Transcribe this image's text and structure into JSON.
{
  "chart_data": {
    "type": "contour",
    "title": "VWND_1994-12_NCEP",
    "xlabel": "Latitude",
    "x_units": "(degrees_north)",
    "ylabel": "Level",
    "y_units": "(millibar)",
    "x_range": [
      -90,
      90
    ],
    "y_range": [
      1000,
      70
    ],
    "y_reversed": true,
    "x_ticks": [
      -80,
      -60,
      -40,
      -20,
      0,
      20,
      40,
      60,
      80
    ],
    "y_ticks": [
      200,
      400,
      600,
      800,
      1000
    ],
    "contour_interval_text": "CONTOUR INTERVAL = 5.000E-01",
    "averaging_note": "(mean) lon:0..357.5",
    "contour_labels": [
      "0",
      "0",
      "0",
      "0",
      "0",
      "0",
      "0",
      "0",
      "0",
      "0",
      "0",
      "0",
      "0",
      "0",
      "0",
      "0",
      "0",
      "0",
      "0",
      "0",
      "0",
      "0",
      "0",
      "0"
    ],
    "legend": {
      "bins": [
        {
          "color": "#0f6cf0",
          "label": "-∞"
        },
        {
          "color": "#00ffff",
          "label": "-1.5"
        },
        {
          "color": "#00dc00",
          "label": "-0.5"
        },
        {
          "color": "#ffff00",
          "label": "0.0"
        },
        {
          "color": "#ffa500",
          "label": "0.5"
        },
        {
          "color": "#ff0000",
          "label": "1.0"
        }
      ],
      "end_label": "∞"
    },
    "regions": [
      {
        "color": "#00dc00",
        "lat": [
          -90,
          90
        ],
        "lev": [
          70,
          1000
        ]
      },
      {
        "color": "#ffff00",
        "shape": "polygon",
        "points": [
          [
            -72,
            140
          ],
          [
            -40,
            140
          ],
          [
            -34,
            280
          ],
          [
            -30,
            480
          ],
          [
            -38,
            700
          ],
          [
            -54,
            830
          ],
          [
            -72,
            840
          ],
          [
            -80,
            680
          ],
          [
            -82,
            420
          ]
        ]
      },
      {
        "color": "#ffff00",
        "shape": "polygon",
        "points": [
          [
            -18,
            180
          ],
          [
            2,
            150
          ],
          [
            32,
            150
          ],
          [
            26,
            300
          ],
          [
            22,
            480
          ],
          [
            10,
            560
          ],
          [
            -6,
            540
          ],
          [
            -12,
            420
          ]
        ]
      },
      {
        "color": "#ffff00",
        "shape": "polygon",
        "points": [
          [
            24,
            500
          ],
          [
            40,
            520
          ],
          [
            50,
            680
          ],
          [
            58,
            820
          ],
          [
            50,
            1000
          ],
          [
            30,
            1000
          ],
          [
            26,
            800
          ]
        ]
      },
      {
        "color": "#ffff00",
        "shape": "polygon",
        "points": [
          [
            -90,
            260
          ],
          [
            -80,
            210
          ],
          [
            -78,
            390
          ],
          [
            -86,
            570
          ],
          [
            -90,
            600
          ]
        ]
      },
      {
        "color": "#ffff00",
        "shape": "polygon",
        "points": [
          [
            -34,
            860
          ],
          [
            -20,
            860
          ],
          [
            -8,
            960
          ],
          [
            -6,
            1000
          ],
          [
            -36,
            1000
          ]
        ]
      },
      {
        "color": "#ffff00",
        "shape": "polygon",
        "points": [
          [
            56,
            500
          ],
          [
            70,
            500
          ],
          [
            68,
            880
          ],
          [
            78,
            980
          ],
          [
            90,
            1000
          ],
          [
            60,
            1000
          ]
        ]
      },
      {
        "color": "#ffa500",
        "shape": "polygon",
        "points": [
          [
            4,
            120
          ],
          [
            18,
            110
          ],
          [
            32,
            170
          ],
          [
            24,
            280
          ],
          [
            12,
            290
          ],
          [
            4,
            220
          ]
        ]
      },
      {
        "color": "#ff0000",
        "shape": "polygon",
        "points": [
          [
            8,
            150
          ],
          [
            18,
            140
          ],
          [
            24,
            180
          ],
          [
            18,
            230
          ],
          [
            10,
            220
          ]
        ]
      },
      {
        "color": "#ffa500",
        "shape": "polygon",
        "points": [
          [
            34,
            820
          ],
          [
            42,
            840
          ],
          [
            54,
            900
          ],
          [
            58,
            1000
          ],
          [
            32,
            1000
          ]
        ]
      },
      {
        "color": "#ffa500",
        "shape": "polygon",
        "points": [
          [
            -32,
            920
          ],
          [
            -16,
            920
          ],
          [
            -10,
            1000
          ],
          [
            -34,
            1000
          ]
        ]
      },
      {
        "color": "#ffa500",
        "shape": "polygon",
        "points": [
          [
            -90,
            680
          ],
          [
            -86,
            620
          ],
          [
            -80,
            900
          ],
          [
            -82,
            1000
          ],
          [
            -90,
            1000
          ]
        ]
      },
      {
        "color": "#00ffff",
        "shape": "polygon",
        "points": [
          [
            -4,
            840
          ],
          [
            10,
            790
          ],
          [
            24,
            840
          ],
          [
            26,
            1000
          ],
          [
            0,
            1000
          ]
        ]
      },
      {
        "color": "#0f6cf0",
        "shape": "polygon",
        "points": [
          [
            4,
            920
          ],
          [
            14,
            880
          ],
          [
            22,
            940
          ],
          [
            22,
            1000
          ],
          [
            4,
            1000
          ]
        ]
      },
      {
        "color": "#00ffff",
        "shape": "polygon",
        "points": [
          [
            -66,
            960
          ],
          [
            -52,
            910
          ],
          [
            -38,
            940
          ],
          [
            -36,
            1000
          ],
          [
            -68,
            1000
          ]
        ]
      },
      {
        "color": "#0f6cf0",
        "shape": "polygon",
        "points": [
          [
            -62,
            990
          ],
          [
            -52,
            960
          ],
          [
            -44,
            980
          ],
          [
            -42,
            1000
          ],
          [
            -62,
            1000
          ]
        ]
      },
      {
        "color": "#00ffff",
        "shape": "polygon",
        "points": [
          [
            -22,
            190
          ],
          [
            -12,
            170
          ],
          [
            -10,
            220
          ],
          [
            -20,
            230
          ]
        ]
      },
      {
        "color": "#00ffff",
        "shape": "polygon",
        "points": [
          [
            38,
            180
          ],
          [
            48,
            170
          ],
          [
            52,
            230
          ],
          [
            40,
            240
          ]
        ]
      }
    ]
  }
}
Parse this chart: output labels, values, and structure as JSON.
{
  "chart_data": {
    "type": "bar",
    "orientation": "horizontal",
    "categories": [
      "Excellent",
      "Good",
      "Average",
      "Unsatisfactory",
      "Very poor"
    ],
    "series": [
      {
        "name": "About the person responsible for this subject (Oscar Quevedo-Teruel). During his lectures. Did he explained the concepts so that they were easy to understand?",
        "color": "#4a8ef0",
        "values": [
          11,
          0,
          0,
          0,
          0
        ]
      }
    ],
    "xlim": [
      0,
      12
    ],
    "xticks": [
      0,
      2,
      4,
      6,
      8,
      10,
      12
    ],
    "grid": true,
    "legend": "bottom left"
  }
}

============

• What you need to do: Take the entries above and copy them out exactly.

• Exercise output:
Transcribe this image's text and structure into JSON.
{
  "chart_data": {
    "type": "contour",
    "title": "VWND_1994-12_NCEP",
    "xlabel": "Latitude",
    "x_units": "(degrees_north)",
    "ylabel": "Level",
    "y_units": "(millibar)",
    "x_range": [
      -90,
      90
    ],
    "y_range": [
      1000,
      70
    ],
    "y_reversed": true,
    "x_ticks": [
      -80,
      -60,
      -40,
      -20,
      0,
      20,
      40,
      60,
      80
    ],
    "y_ticks": [
      200,
      400,
      600,
      800,
      1000
    ],
    "contour_interval_text": "CONTOUR INTERVAL = 5.000E-01",
    "averaging_note": "(mean) lon:0..357.5",
    "contour_labels": [
      "0",
      "0",
      "0",
      "0",
      "0",
      "0",
      "0",
      "0",
      "0",
      "0",
      "0",
      "0",
      "0",
      "0",
      "0",
      "0",
      "0",
      "0",
      "0",
      "0",
      "0",
      "0",
      "0",
      "0"
    ],
    "legend": {
      "bins": [
        {
          "color": "#0f6cf0",
          "label": "-∞"
        },
        {
          "color": "#00ffff",
          "label": "-1.5"
        },
        {
          "color": "#00dc00",
          "label": "-0.5"
        },
        {
          "color": "#ffff00",
          "label": "0.0"
        },
        {
          "color": "#ffa500",
          "label": "0.5"
        },
        {
          "color": "#ff0000",
          "label": "1.0"
        }
      ],
      "end_label": "∞"
    },
    "regions": [
      {
        "color": "#00dc00",
        "lat": [
          -90,
          90
        ],
        "lev": [
          70,
          1000
        ]
      },
      {
        "color": "#ffff00",
        "shape": "polygon",
        "points": [
          [
            -72,
            140
          ],
          [
            -40,
            140
          ],
          [
            -34,
            280
          ],
          [
            -30,
            480
          ],
          [
            -38,
            700
          ],
          [
            -54,
            830
          ],
          [
            -72,
            840
          ],
          [
            -80,
            680
          ],
          [
            -82,
            420
          ]
        ]
      },
      {
        "color": "#ffff00",
        "shape": "polygon",
        "points": [
          [
            -18,
            180
          ],
          [
            2,
            150
          ],
          [
            32,
            150
          ],
          [
            26,
            300
          ],
          [
            22,
            480
          ],
          [
            10,
            560
          ],
          [
            -6,
            540
          ],
          [
            -12,
            420
          ]
        ]
      },
      {
        "color": "#ffff00",
        "shape": "polygon",
        "points": [
          [
            24,
            500
          ],
          [
            40,
            520
          ],
          [
            50,
            680
          ],
          [
            58,
            820
          ],
          [
            50,
            1000
          ],
          [
            30,
            1000
          ],
          [
            26,
            800
          ]
        ]
      },
      {
        "color": "#ffff00",
        "shape": "polygon",
        "points": [
          [
            -90,
            260
          ],
          [
            -80,
            210
          ],
          [
            -78,
            390
          ],
          [
            -86,
            570
          ],
          [
            -90,
            600
          ]
        ]
      },
      {
        "color": "#ffff00",
        "shape": "polygon",
        "points": [
          [
            -34,
            860
          ],
          [
            -20,
            860
          ],
          [
            -8,
            960
          ],
          [
            -6,
            1000
          ],
          [
            -36,
            1000
          ]
        ]
      },
      {
        "color": "#ffff00",
        "shape": "polygon",
        "points": [
          [
            56,
            500
          ],
          [
            70,
            500
          ],
          [
            68,
            880
          ],
          [
            78,
            980
          ],
          [
            90,
            1000
          ],
          [
            60,
            1000
          ]
        ]
      },
      {
        "color": "#ffa500",
        "shape": "polygon",
        "points": [
          [
            4,
            120
          ],
          [
            18,
            110
          ],
          [
            32,
            170
          ],
          [
            24,
            280
          ],
          [
            12,
            290
          ],
          [
            4,
            220
          ]
        ]
      },
      {
        "color": "#ff0000",
        "shape": "polygon",
        "points": [
          [
            8,
            150
          ],
          [
            18,
            140
          ],
          [
            24,
            180
          ],
          [
            18,
            230
          ],
          [
            10,
            220
          ]
        ]
      },
      {
        "color": "#ffa500",
        "shape": "polygon",
        "points": [
          [
            34,
            820
          ],
          [
            42,
            840
          ],
          [
            54,
            900
          ],
          [
            58,
            1000
          ],
          [
            32,
            1000
          ]
        ]
      },
      {
        "color": "#ffa500",
        "shape": "polygon",
        "points": [
          [
            -32,
            920
          ],
          [
            -16,
            920
          ],
          [
            -10,
            1000
          ],
          [
            -34,
            1000
          ]
        ]
      },
      {
        "color": "#ffa500",
        "shape": "polygon",
        "points": [
          [
            -90,
            680
          ],
          [
            -86,
            620
          ],
          [
            -80,
            900
          ],
          [
            -82,
            1000
          ],
          [
            -90,
            1000
          ]
        ]
      },
      {
        "color": "#00ffff",
        "shape": "polygon",
        "points": [
          [
            -4,
            840
          ],
          [
            10,
            790
          ],
          [
            24,
            840
          ],
          [
            26,
            1000
          ],
          [
            0,
            1000
          ]
        ]
      },
      {
        "color": "#0f6cf0",
        "shape": "polygon",
        "points": [
          [
            4,
            920
          ],
          [
            14,
            880
          ],
          [
            22,
            940
          ],
          [
            22,
            1000
          ],
          [
            4,
            1000
          ]
        ]
      },
      {
        "color": "#00ffff",
        "shape": "polygon",
        "points": [
          [
            -66,
            960
          ],
          [
            -52,
            910
          ],
          [
            -38,
            940
          ],
          [
            -36,
            1000
          ],
          [
            -68,
            1000
          ]
        ]
      },
      {
        "color": "#0f6cf0",
        "shape": "polygon",
        "points": [
          [
            -62,
            990
          ],
          [
            -52,
            960
          ],
          [
            -44,
            980
          ],
          [
            -42,
            1000
          ],
          [
            -62,
            1000
          ]
        ]
      },
      {
        "color": "#00ffff",
        "shape": "polygon",
        "points": [
          [
            -22,
            190
          ],
          [
            -12,
            170
          ],
          [
            -10,
            220
          ],
          [
            -20,
            230
          ]
        ]
      },
      {
        "color": "#00ffff",
        "shape": "polygon",
        "points": [
          [
            38,
            180
          ],
          [
            48,
            170
          ],
          [
            52,
            230
          ],
          [
            40,
            240
          ]
        ]
      }
    ]
  }
}
Parse this chart: output labels, values, and structure as JSON.
{
  "chart_data": {
    "type": "bar",
    "orientation": "horizontal",
    "categories": [
      "Excellent",
      "Good",
      "Average",
      "Unsatisfactory",
      "Very poor"
    ],
    "series": [
      {
        "name": "About the person responsible for this subject (Oscar Quevedo-Teruel). During his lectures. Did he explained the concepts so that they were easy to understand?",
        "color": "#4a8ef0",
        "values": [
          11,
          0,
          0,
          0,
          0
        ]
      }
    ],
    "xlim": [
      0,
      12
    ],
    "xticks": [
      0,
      2,
      4,
      6,
      8,
      10,
      12
    ],
    "grid": true,
    "legend": "bottom left"
  }
}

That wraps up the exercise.